Direction. Copy every entry word for word. Skip the pictures.

Rows.
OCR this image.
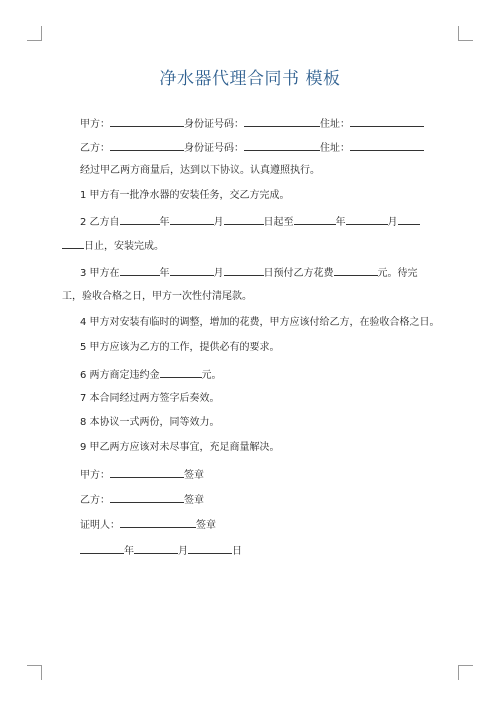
净水器代理合同书 模板
甲方：	身份证号码：	住址：
乙方：	身份证号码：	住址：
经过甲乙两方商量后，达到以下协议。认真遵照执行。
1 甲方有一批净水器的安装任务，交乙方完成。
2 乙方自	年	月	日起至	年	月
日止，安装完成。
3 甲方在	年	月	日预付乙方花费	元。待完
工，验收合格之日，甲方一次性付清尾款。
4 甲方对安装有临时的调整，增加的花费，甲方应该付给乙方，在验收合格之日。
5 甲方应该为乙方的工作，提供必有的要求。
6 两方商定违约金	元。
7 本合同经过两方签字后奏效。
8 本协议一式两份，同等效力。
9 甲乙两方应该对未尽事宜，充足商量解决。
甲方：	签章
乙方：	签章
证明人：	签章
年	月	日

Exercise output.
OCR this image.
净水器代理合同书 模板
甲方：	身份证号码：	住址：
乙方：	身份证号码：	住址：
经过甲乙两方商量后，达到以下协议。认真遵照执行。
1 甲方有一批净水器的安装任务，交乙方完成。
2 乙方自	年	月	日起至	年	月
日止，安装完成。
3 甲方在	年	月	日预付乙方花费	元。待完
工，验收合格之日，甲方一次性付清尾款。
4 甲方对安装有临时的调整，增加的花费，甲方应该付给乙方，在验收合格之日。
5 甲方应该为乙方的工作，提供必有的要求。
6 两方商定违约金	元。
7 本合同经过两方签字后奏效。
8 本协议一式两份，同等效力。
9 甲乙两方应该对未尽事宜，充足商量解决。
甲方：	签章
乙方：	签章
证明人：	签章
年	月	日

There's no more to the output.